Print all entries precisely as they are written.

Information supplied:
.....

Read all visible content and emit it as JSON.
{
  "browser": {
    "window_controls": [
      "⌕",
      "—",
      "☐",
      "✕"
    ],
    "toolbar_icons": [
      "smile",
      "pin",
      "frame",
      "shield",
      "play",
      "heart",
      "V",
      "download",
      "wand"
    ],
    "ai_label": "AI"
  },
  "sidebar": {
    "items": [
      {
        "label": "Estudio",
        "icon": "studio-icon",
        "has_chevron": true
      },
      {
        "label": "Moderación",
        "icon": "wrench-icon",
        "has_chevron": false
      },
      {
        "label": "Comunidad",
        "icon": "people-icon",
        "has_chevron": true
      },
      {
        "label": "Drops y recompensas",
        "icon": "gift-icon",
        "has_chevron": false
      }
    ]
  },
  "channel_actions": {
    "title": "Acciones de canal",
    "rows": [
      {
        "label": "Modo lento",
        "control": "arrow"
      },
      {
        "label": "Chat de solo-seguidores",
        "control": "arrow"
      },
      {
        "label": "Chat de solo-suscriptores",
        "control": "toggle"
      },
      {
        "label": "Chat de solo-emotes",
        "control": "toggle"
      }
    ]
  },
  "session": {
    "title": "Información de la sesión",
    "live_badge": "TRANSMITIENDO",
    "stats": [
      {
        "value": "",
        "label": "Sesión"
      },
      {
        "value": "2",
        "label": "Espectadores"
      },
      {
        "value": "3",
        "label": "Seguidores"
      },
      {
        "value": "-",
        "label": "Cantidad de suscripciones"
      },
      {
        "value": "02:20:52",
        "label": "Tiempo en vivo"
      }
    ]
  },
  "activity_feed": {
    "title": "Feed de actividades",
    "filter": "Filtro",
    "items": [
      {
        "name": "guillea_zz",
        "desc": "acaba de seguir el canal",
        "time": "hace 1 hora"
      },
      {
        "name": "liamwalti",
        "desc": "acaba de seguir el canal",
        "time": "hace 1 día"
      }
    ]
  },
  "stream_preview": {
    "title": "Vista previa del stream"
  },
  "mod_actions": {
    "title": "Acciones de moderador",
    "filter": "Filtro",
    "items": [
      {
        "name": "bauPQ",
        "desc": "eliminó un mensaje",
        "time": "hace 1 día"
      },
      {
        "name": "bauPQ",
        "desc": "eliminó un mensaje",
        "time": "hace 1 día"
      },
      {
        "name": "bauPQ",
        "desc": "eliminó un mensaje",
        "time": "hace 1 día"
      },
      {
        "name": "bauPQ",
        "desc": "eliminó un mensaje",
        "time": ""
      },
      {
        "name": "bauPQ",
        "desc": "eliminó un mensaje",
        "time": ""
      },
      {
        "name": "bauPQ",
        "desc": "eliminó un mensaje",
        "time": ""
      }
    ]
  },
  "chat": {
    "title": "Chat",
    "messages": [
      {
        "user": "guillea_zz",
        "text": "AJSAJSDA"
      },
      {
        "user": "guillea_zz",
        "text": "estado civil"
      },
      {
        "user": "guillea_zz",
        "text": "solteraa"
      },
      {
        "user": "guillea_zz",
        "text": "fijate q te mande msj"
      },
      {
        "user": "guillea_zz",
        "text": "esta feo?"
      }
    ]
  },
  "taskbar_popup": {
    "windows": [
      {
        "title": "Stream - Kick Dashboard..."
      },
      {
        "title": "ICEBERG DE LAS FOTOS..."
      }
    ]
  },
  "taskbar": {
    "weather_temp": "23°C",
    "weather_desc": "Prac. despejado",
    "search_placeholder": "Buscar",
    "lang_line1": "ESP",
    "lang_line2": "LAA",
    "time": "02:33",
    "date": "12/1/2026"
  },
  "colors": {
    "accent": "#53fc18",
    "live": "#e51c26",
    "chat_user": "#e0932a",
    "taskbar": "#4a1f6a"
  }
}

.....

Result for this task:
Read all visible content and emit it as JSON.
{
  "browser": {
    "window_controls": [
      "⌕",
      "—",
      "☐",
      "✕"
    ],
    "toolbar_icons": [
      "smile",
      "pin",
      "frame",
      "shield",
      "play",
      "heart",
      "V",
      "download",
      "wand"
    ],
    "ai_label": "AI"
  },
  "sidebar": {
    "items": [
      {
        "label": "Estudio",
        "icon": "studio-icon",
        "has_chevron": true
      },
      {
        "label": "Moderación",
        "icon": "wrench-icon",
        "has_chevron": false
      },
      {
        "label": "Comunidad",
        "icon": "people-icon",
        "has_chevron": true
      },
      {
        "label": "Drops y recompensas",
        "icon": "gift-icon",
        "has_chevron": false
      }
    ]
  },
  "channel_actions": {
    "title": "Acciones de canal",
    "rows": [
      {
        "label": "Modo lento",
        "control": "arrow"
      },
      {
        "label": "Chat de solo-seguidores",
        "control": "arrow"
      },
      {
        "label": "Chat de solo-suscriptores",
        "control": "toggle"
      },
      {
        "label": "Chat de solo-emotes",
        "control": "toggle"
      }
    ]
  },
  "session": {
    "title": "Información de la sesión",
    "live_badge": "TRANSMITIENDO",
    "stats": [
      {
        "value": "",
        "label": "Sesión"
      },
      {
        "value": "2",
        "label": "Espectadores"
      },
      {
        "value": "3",
        "label": "Seguidores"
      },
      {
        "value": "-",
        "label": "Cantidad de suscripciones"
      },
      {
        "value": "02:20:52",
        "label": "Tiempo en vivo"
      }
    ]
  },
  "activity_feed": {
    "title": "Feed de actividades",
    "filter": "Filtro",
    "items": [
      {
        "name": "guillea_zz",
        "desc": "acaba de seguir el canal",
        "time": "hace 1 hora"
      },
      {
        "name": "liamwalti",
        "desc": "acaba de seguir el canal",
        "time": "hace 1 día"
      }
    ]
  },
  "stream_preview": {
    "title": "Vista previa del stream"
  },
  "mod_actions": {
    "title": "Acciones de moderador",
    "filter": "Filtro",
    "items": [
      {
        "name": "bauPQ",
        "desc": "eliminó un mensaje",
        "time": "hace 1 día"
      },
      {
        "name": "bauPQ",
        "desc": "eliminó un mensaje",
        "time": "hace 1 día"
      },
      {
        "name": "bauPQ",
        "desc": "eliminó un mensaje",
        "time": "hace 1 día"
      },
      {
        "name": "bauPQ",
        "desc": "eliminó un mensaje",
        "time": ""
      },
      {
        "name": "bauPQ",
        "desc": "eliminó un mensaje",
        "time": ""
      },
      {
        "name": "bauPQ",
        "desc": "eliminó un mensaje",
        "time": ""
      }
    ]
  },
  "chat": {
    "title": "Chat",
    "messages": [
      {
        "user": "guillea_zz",
        "text": "AJSAJSDA"
      },
      {
        "user": "guillea_zz",
        "text": "estado civil"
      },
      {
        "user": "guillea_zz",
        "text": "solteraa"
      },
      {
        "user": "guillea_zz",
        "text": "fijate q te mande msj"
      },
      {
        "user": "guillea_zz",
        "text": "esta feo?"
      }
    ]
  },
  "taskbar_popup": {
    "windows": [
      {
        "title": "Stream - Kick Dashboard..."
      },
      {
        "title": "ICEBERG DE LAS FOTOS..."
      }
    ]
  },
  "taskbar": {
    "weather_temp": "23°C",
    "weather_desc": "Prac. despejado",
    "search_placeholder": "Buscar",
    "lang_line1": "ESP",
    "lang_line2": "LAA",
    "time": "02:33",
    "date": "12/1/2026"
  },
  "colors": {
    "accent": "#53fc18",
    "live": "#e51c26",
    "chat_user": "#e0932a",
    "taskbar": "#4a1f6a"
  }
}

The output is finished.